# WHAT THE TASK REQUIRES:
Give every line back verbatim, dropping all images.

Stored items from a collection:
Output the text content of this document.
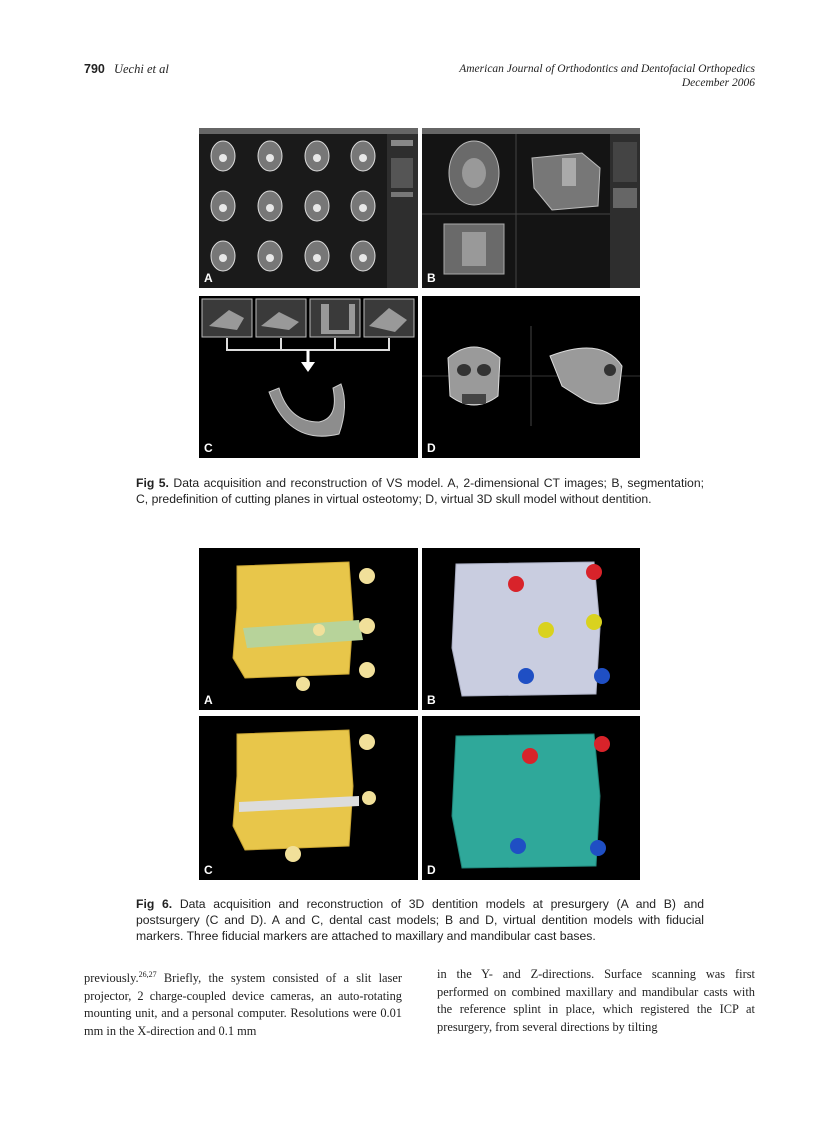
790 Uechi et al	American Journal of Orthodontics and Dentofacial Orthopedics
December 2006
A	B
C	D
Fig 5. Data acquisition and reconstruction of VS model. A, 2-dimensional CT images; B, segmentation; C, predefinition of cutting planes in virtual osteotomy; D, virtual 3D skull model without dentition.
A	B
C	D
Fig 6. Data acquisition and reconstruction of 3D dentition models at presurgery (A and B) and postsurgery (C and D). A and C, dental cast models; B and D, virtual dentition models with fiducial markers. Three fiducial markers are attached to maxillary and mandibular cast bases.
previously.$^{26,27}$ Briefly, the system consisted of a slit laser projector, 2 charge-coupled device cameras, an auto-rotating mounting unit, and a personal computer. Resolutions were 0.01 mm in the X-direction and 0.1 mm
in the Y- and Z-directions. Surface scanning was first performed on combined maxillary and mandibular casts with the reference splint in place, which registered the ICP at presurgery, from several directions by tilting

# COMPLETED EXERCISE:
Output the text content of this document.
790 Uechi et al	American Journal of Orthodontics and Dentofacial Orthopedics
December 2006
A	B
C	D
Fig 5. Data acquisition and reconstruction of VS model. A, 2-dimensional CT images; B, segmentation; C, predefinition of cutting planes in virtual osteotomy; D, virtual 3D skull model without dentition.
A	B
C	D
Fig 6. Data acquisition and reconstruction of 3D dentition models at presurgery (A and B) and postsurgery (C and D). A and C, dental cast models; B and D, virtual dentition models with fiducial markers. Three fiducial markers are attached to maxillary and mandibular cast bases.
previously.$^{26,27}$ Briefly, the system consisted of a slit laser projector, 2 charge-coupled device cameras, an auto-rotating mounting unit, and a personal computer. Resolutions were 0.01 mm in the X-direction and 0.1 mm
in the Y- and Z-directions. Surface scanning was first performed on combined maxillary and mandibular casts with the reference splint in place, which registered the ICP at presurgery, from several directions by tilting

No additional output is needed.